▸ Your instructions
Output every line below without omitting or altering anything.

▸ Records shown
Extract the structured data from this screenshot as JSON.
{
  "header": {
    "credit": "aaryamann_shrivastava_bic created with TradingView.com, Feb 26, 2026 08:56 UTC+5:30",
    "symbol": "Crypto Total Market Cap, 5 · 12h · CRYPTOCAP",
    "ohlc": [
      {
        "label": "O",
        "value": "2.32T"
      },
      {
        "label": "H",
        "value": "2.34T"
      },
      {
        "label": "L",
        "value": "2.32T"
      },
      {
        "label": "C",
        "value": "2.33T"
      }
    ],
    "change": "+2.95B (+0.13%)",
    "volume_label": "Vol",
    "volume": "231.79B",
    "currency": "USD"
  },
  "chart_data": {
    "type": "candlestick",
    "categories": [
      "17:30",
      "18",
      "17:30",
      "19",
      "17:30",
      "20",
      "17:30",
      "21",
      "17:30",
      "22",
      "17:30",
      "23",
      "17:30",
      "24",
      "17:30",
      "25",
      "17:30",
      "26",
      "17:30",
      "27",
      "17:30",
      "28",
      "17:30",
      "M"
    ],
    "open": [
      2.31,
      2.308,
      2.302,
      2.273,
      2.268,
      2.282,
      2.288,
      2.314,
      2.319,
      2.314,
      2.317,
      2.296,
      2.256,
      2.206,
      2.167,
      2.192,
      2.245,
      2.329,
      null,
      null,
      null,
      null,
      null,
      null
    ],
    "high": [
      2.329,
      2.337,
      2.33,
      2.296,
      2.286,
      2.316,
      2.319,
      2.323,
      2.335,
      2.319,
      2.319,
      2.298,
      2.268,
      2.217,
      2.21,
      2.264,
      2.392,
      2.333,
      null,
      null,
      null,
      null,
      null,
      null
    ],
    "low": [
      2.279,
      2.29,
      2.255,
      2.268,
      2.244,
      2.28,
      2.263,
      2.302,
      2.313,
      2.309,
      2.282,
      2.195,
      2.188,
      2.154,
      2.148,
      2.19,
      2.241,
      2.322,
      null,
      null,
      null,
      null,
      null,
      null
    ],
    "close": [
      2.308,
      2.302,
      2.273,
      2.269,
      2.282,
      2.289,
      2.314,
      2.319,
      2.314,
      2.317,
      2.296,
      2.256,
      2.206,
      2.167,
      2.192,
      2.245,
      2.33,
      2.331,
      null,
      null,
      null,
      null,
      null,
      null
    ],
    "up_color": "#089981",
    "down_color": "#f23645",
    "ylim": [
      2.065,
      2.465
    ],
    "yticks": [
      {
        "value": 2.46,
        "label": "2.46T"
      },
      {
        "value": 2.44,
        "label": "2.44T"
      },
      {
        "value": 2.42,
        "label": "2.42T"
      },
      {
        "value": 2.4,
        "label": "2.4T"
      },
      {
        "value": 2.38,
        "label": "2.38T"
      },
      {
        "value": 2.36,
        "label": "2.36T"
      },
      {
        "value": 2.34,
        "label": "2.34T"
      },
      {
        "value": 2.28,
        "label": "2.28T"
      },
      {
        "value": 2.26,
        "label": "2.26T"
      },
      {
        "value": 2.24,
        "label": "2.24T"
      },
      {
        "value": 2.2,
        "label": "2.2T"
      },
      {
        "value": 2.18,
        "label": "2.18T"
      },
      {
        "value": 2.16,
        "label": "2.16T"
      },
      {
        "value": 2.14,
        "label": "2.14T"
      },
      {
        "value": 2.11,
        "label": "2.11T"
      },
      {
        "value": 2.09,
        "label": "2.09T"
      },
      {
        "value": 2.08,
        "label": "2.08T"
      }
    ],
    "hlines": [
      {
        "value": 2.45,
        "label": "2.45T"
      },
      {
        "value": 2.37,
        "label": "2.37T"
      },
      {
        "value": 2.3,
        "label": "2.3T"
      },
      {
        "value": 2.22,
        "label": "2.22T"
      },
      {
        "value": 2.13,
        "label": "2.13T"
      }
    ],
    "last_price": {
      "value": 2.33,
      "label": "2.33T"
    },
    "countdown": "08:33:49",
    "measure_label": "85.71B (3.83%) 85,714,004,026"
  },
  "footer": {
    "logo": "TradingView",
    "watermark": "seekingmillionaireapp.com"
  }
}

▸ Response to the exercise
Extract the structured data from this screenshot as JSON.
{
  "header": {
    "credit": "aaryamann_shrivastava_bic created with TradingView.com, Feb 26, 2026 08:56 UTC+5:30",
    "symbol": "Crypto Total Market Cap, 5 · 12h · CRYPTOCAP",
    "ohlc": [
      {
        "label": "O",
        "value": "2.32T"
      },
      {
        "label": "H",
        "value": "2.34T"
      },
      {
        "label": "L",
        "value": "2.32T"
      },
      {
        "label": "C",
        "value": "2.33T"
      }
    ],
    "change": "+2.95B (+0.13%)",
    "volume_label": "Vol",
    "volume": "231.79B",
    "currency": "USD"
  },
  "chart_data": {
    "type": "candlestick",
    "categories": [
      "17:30",
      "18",
      "17:30",
      "19",
      "17:30",
      "20",
      "17:30",
      "21",
      "17:30",
      "22",
      "17:30",
      "23",
      "17:30",
      "24",
      "17:30",
      "25",
      "17:30",
      "26",
      "17:30",
      "27",
      "17:30",
      "28",
      "17:30",
      "M"
    ],
    "open": [
      2.31,
      2.308,
      2.302,
      2.273,
      2.268,
      2.282,
      2.288,
      2.314,
      2.319,
      2.314,
      2.317,
      2.296,
      2.256,
      2.206,
      2.167,
      2.192,
      2.245,
      2.329,
      null,
      null,
      null,
      null,
      null,
      null
    ],
    "high": [
      2.329,
      2.337,
      2.33,
      2.296,
      2.286,
      2.316,
      2.319,
      2.323,
      2.335,
      2.319,
      2.319,
      2.298,
      2.268,
      2.217,
      2.21,
      2.264,
      2.392,
      2.333,
      null,
      null,
      null,
      null,
      null,
      null
    ],
    "low": [
      2.279,
      2.29,
      2.255,
      2.268,
      2.244,
      2.28,
      2.263,
      2.302,
      2.313,
      2.309,
      2.282,
      2.195,
      2.188,
      2.154,
      2.148,
      2.19,
      2.241,
      2.322,
      null,
      null,
      null,
      null,
      null,
      null
    ],
    "close": [
      2.308,
      2.302,
      2.273,
      2.269,
      2.282,
      2.289,
      2.314,
      2.319,
      2.314,
      2.317,
      2.296,
      2.256,
      2.206,
      2.167,
      2.192,
      2.245,
      2.33,
      2.331,
      null,
      null,
      null,
      null,
      null,
      null
    ],
    "up_color": "#089981",
    "down_color": "#f23645",
    "ylim": [
      2.065,
      2.465
    ],
    "yticks": [
      {
        "value": 2.46,
        "label": "2.46T"
      },
      {
        "value": 2.44,
        "label": "2.44T"
      },
      {
        "value": 2.42,
        "label": "2.42T"
      },
      {
        "value": 2.4,
        "label": "2.4T"
      },
      {
        "value": 2.38,
        "label": "2.38T"
      },
      {
        "value": 2.36,
        "label": "2.36T"
      },
      {
        "value": 2.34,
        "label": "2.34T"
      },
      {
        "value": 2.28,
        "label": "2.28T"
      },
      {
        "value": 2.26,
        "label": "2.26T"
      },
      {
        "value": 2.24,
        "label": "2.24T"
      },
      {
        "value": 2.2,
        "label": "2.2T"
      },
      {
        "value": 2.18,
        "label": "2.18T"
      },
      {
        "value": 2.16,
        "label": "2.16T"
      },
      {
        "value": 2.14,
        "label": "2.14T"
      },
      {
        "value": 2.11,
        "label": "2.11T"
      },
      {
        "value": 2.09,
        "label": "2.09T"
      },
      {
        "value": 2.08,
        "label": "2.08T"
      }
    ],
    "hlines": [
      {
        "value": 2.45,
        "label": "2.45T"
      },
      {
        "value": 2.37,
        "label": "2.37T"
      },
      {
        "value": 2.3,
        "label": "2.3T"
      },
      {
        "value": 2.22,
        "label": "2.22T"
      },
      {
        "value": 2.13,
        "label": "2.13T"
      }
    ],
    "last_price": {
      "value": 2.33,
      "label": "2.33T"
    },
    "countdown": "08:33:49",
    "measure_label": "85.71B (3.83%) 85,714,004,026"
  },
  "footer": {
    "logo": "TradingView",
    "watermark": "seekingmillionaireapp.com"
  }
}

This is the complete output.